Task requirements: Write out the data below in full, unchanged, minus the images.

Items:

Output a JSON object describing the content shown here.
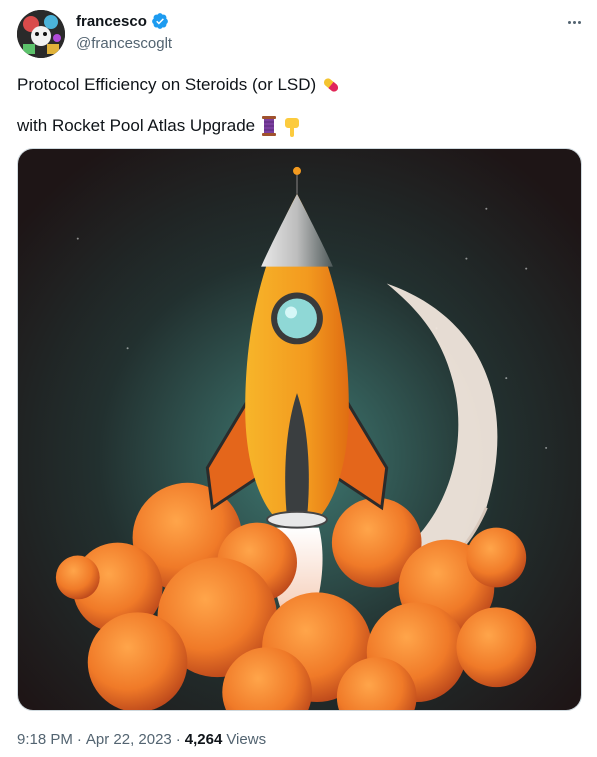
{
  "author": {
    "display_name": "francesco",
    "handle": "@francescoglt",
    "verified": true,
    "avatar_icon": "avatar-image",
    "verified_icon": "verified-badge-icon",
    "verified_color": "#1d9bf0"
  },
  "tweet": {
    "text_line_1": "Protocol Efficiency on Steroids (or LSD)",
    "text_line_1_emoji": "pill-emoji",
    "text_line_2": "with Rocket Pool Atlas Upgrade",
    "text_line_2_emojis": [
      "thread-emoji",
      "pointing-down-emoji"
    ]
  },
  "media": {
    "kind": "illustration",
    "colors": {
      "rocket_body": "#f39a1f",
      "smoke": "#f07a28",
      "background": "#23302f"
    }
  },
  "meta": {
    "time": "9:18 PM",
    "separator_1": "·",
    "date": "Apr 22, 2023",
    "separator_2": "·",
    "views_count": "4,264",
    "views_label": "Views"
  },
  "actions": {
    "more_icon": "more-horizontal-icon"
  }
}
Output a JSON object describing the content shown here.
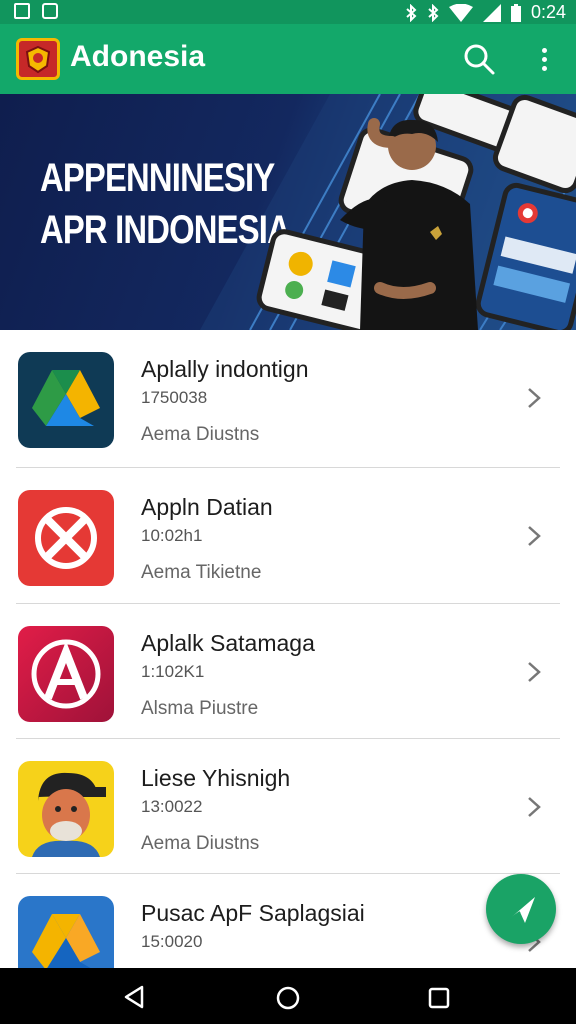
{
  "status_bar": {
    "time": "0:24",
    "icons": [
      "gallery-icon",
      "camera-icon",
      "bluetooth-icon",
      "bluetooth-icon",
      "wifi-icon",
      "no-sim-icon",
      "battery-icon"
    ]
  },
  "app_bar": {
    "title": "Adonesia",
    "logo_icon": "crest-logo-icon",
    "actions": [
      "search-icon",
      "more-vert-icon"
    ],
    "color": "#13a86a"
  },
  "banner": {
    "line1": "APPENNINESIY",
    "line2": "APR INDONESIA"
  },
  "apps": [
    {
      "title": "Aplally indontign",
      "number": "1750038",
      "subtitle": "Aema Diustns",
      "icon": "drive-triangle-icon"
    },
    {
      "title": "Appln Datian",
      "number": "10:02h1",
      "subtitle": "Aema Tikietne",
      "icon": "red-cross-circle-icon"
    },
    {
      "title": "Aplalk Satamaga",
      "number": "1:102K1",
      "subtitle": "Alsma Piustre",
      "icon": "red-a-logo-icon"
    },
    {
      "title": "Liese Yhisnigh",
      "number": "13:0022",
      "subtitle": "Aema Diustns",
      "icon": "cartoon-man-icon"
    },
    {
      "title": "Pusac ApF Saplagsiai",
      "number": "15:0020",
      "subtitle": "",
      "icon": "drive-triangle-icon"
    }
  ],
  "fab": {
    "icon": "send-plane-icon"
  },
  "nav_bar": {
    "buttons": [
      "back-icon",
      "home-icon",
      "recents-icon"
    ]
  }
}
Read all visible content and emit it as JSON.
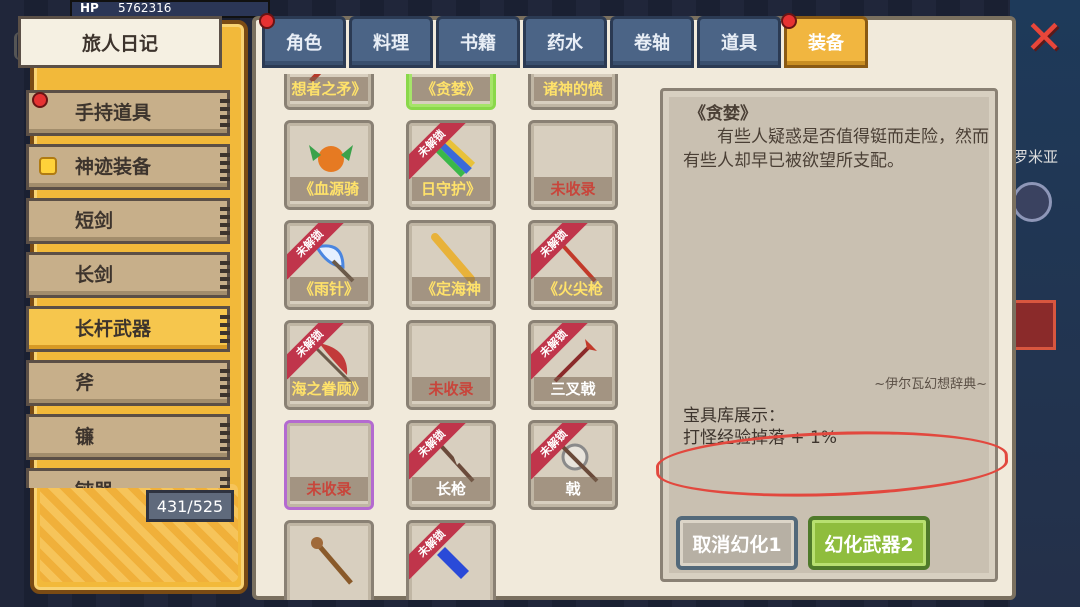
{
  "hud": {
    "hp_label": "HP",
    "hp_value": "5762316",
    "map_label": "罗米亚"
  },
  "journal": {
    "title": "旅人日记",
    "categories": [
      {
        "label": "手持道具"
      },
      {
        "label": "神迹装备"
      },
      {
        "label": "短剑"
      },
      {
        "label": "长剑"
      },
      {
        "label": "长杆武器"
      },
      {
        "label": "斧"
      },
      {
        "label": "镰"
      },
      {
        "label": "钝器"
      }
    ],
    "count": "431/525"
  },
  "tabs": [
    "角色",
    "料理",
    "书籍",
    "药水",
    "卷轴",
    "道具",
    "装备"
  ],
  "grid": {
    "items": [
      {
        "name": "想者之矛》",
        "locked": false
      },
      {
        "name": "《贪婪》",
        "locked": false
      },
      {
        "name": "诸神的愤",
        "locked": false
      },
      {
        "name": "《血源骑",
        "locked": false
      },
      {
        "name": "日守护》",
        "locked": true
      },
      {
        "name": "未收录",
        "locked": false
      },
      {
        "name": "《雨针》",
        "locked": true
      },
      {
        "name": "《定海神",
        "locked": false
      },
      {
        "name": "《火尖枪",
        "locked": true
      },
      {
        "name": "海之眷顾》",
        "locked": true
      },
      {
        "name": "未收录",
        "locked": false
      },
      {
        "name": "三叉戟",
        "locked": true
      },
      {
        "name": "未收录",
        "locked": false
      },
      {
        "name": "长枪",
        "locked": true
      },
      {
        "name": "戟",
        "locked": true
      },
      {
        "name": "",
        "locked": false
      },
      {
        "name": "",
        "locked": true
      }
    ],
    "locked_label": "未解锁"
  },
  "detail": {
    "title": "《贪婪》",
    "text": "有些人疑惑是否值得铤而走险，然而有些人却早已被欲望所支配。",
    "source": "~伊尔瓦幻想辞典~",
    "bonus_title": "宝具库展示：",
    "bonus": "打怪经验掉落 + 1%"
  },
  "buttons": {
    "cancel": "取消幻化1",
    "confirm": "幻化武器2"
  },
  "close": "✕"
}
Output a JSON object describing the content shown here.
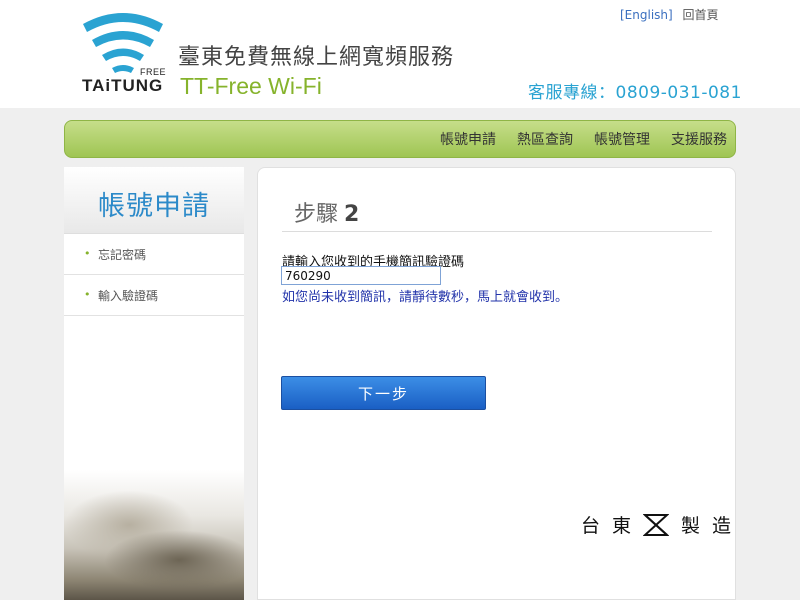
{
  "header": {
    "logo_free": "FREE",
    "logo_word": "TAiTUNG",
    "title_zh": "臺東免費無線上網寬頻服務",
    "title_en": "TT-Free Wi-Fi",
    "english_link": "[English]",
    "home_link": "回首頁",
    "hotline": "客服專線：0809-031-081"
  },
  "nav": {
    "items": [
      "帳號申請",
      "熱區查詢",
      "帳號管理",
      "支援服務"
    ]
  },
  "sidebar": {
    "title": "帳號申請",
    "items": [
      {
        "label": "忘記密碼"
      },
      {
        "label": "輸入驗證碼"
      }
    ]
  },
  "main": {
    "step_label": "步驟",
    "step_number": "2",
    "prompt": "請輸入您收到的手機簡訊驗證碼",
    "code_value": "760290",
    "hint": "如您尚未收到簡訊，請靜待數秒，馬上就會收到。",
    "next_button": "下一步"
  },
  "footer_brand": {
    "char1": "台",
    "char2": "東",
    "char3": "製",
    "char4": "造"
  },
  "colors": {
    "accent_blue": "#2c8ac9",
    "accent_green": "#86b32c",
    "hotline_blue": "#2aa3d2",
    "button_blue": "#1a5fc4"
  },
  "icons": {
    "logo": "wifi-signal-icon",
    "brand_symbol": "hourglass-icon"
  }
}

Solution to this exercise:
Output a JSON object describing the content shown here.
{
  "author": {
    "display_name": "francesco",
    "handle": "@francescoglt",
    "verified": true,
    "avatar_icon": "avatar-image",
    "verified_icon": "verified-badge-icon",
    "verified_color": "#1d9bf0"
  },
  "tweet": {
    "text_line_1": "Protocol Efficiency on Steroids (or LSD)",
    "text_line_1_emoji": "pill-emoji",
    "text_line_2": "with Rocket Pool Atlas Upgrade",
    "text_line_2_emojis": [
      "thread-emoji",
      "pointing-down-emoji"
    ]
  },
  "media": {
    "kind": "illustration",
    "colors": {
      "rocket_body": "#f39a1f",
      "smoke": "#f07a28",
      "background": "#23302f"
    }
  },
  "meta": {
    "time": "9:18 PM",
    "separator_1": "·",
    "date": "Apr 22, 2023",
    "separator_2": "·",
    "views_count": "4,264",
    "views_label": "Views"
  },
  "actions": {
    "more_icon": "more-horizontal-icon"
  }
}
Output a JSON object describing the content shown here.
{
  "status_bar": {
    "time": "0:24",
    "icons": [
      "gallery-icon",
      "camera-icon",
      "bluetooth-icon",
      "bluetooth-icon",
      "wifi-icon",
      "no-sim-icon",
      "battery-icon"
    ]
  },
  "app_bar": {
    "title": "Adonesia",
    "logo_icon": "crest-logo-icon",
    "actions": [
      "search-icon",
      "more-vert-icon"
    ],
    "color": "#13a86a"
  },
  "banner": {
    "line1": "APPENNINESIY",
    "line2": "APR INDONESIA"
  },
  "apps": [
    {
      "title": "Aplally indontign",
      "number": "1750038",
      "subtitle": "Aema Diustns",
      "icon": "drive-triangle-icon"
    },
    {
      "title": "Appln Datian",
      "number": "10:02h1",
      "subtitle": "Aema Tikietne",
      "icon": "red-cross-circle-icon"
    },
    {
      "title": "Aplalk Satamaga",
      "number": "1:102K1",
      "subtitle": "Alsma Piustre",
      "icon": "red-a-logo-icon"
    },
    {
      "title": "Liese Yhisnigh",
      "number": "13:0022",
      "subtitle": "Aema Diustns",
      "icon": "cartoon-man-icon"
    },
    {
      "title": "Pusac ApF Saplagsiai",
      "number": "15:0020",
      "subtitle": "",
      "icon": "drive-triangle-icon"
    }
  ],
  "fab": {
    "icon": "send-plane-icon"
  },
  "nav_bar": {
    "buttons": [
      "back-icon",
      "home-icon",
      "recents-icon"
    ]
  }
}
Read all visible content and emit it as JSON.
{
  "hud": {
    "hp_label": "HP",
    "hp_value": "5762316",
    "map_label": "罗米亚"
  },
  "journal": {
    "title": "旅人日记",
    "categories": [
      {
        "label": "手持道具"
      },
      {
        "label": "神迹装备"
      },
      {
        "label": "短剑"
      },
      {
        "label": "长剑"
      },
      {
        "label": "长杆武器"
      },
      {
        "label": "斧"
      },
      {
        "label": "镰"
      },
      {
        "label": "钝器"
      }
    ],
    "count": "431/525"
  },
  "tabs": [
    "角色",
    "料理",
    "书籍",
    "药水",
    "卷轴",
    "道具",
    "装备"
  ],
  "grid": {
    "items": [
      {
        "name": "想者之矛》",
        "locked": false
      },
      {
        "name": "《贪婪》",
        "locked": false
      },
      {
        "name": "诸神的愤",
        "locked": false
      },
      {
        "name": "《血源骑",
        "locked": false
      },
      {
        "name": "日守护》",
        "locked": true
      },
      {
        "name": "未收录",
        "locked": false
      },
      {
        "name": "《雨针》",
        "locked": true
      },
      {
        "name": "《定海神",
        "locked": false
      },
      {
        "name": "《火尖枪",
        "locked": true
      },
      {
        "name": "海之眷顾》",
        "locked": true
      },
      {
        "name": "未收录",
        "locked": false
      },
      {
        "name": "三叉戟",
        "locked": true
      },
      {
        "name": "未收录",
        "locked": false
      },
      {
        "name": "长枪",
        "locked": true
      },
      {
        "name": "戟",
        "locked": true
      },
      {
        "name": "",
        "locked": false
      },
      {
        "name": "",
        "locked": true
      }
    ],
    "locked_label": "未解锁"
  },
  "detail": {
    "title": "《贪婪》",
    "text": "有些人疑惑是否值得铤而走险，然而有些人却早已被欲望所支配。",
    "source": "~伊尔瓦幻想辞典~",
    "bonus_title": "宝具库展示：",
    "bonus": "打怪经验掉落 + 1%"
  },
  "buttons": {
    "cancel": "取消幻化1",
    "confirm": "幻化武器2"
  },
  "close": "✕"
}
Output a JSON object describing the content shown here.
{
  "header": {
    "logo_free": "FREE",
    "logo_word": "TAiTUNG",
    "title_zh": "臺東免費無線上網寬頻服務",
    "title_en": "TT-Free Wi-Fi",
    "english_link": "[English]",
    "home_link": "回首頁",
    "hotline": "客服專線：0809-031-081"
  },
  "nav": {
    "items": [
      "帳號申請",
      "熱區查詢",
      "帳號管理",
      "支援服務"
    ]
  },
  "sidebar": {
    "title": "帳號申請",
    "items": [
      {
        "label": "忘記密碼"
      },
      {
        "label": "輸入驗證碼"
      }
    ]
  },
  "main": {
    "step_label": "步驟",
    "step_number": "2",
    "prompt": "請輸入您收到的手機簡訊驗證碼",
    "code_value": "760290",
    "hint": "如您尚未收到簡訊，請靜待數秒，馬上就會收到。",
    "next_button": "下一步"
  },
  "footer_brand": {
    "char1": "台",
    "char2": "東",
    "char3": "製",
    "char4": "造"
  },
  "colors": {
    "accent_blue": "#2c8ac9",
    "accent_green": "#86b32c",
    "hotline_blue": "#2aa3d2",
    "button_blue": "#1a5fc4"
  },
  "icons": {
    "logo": "wifi-signal-icon",
    "brand_symbol": "hourglass-icon"
  }
}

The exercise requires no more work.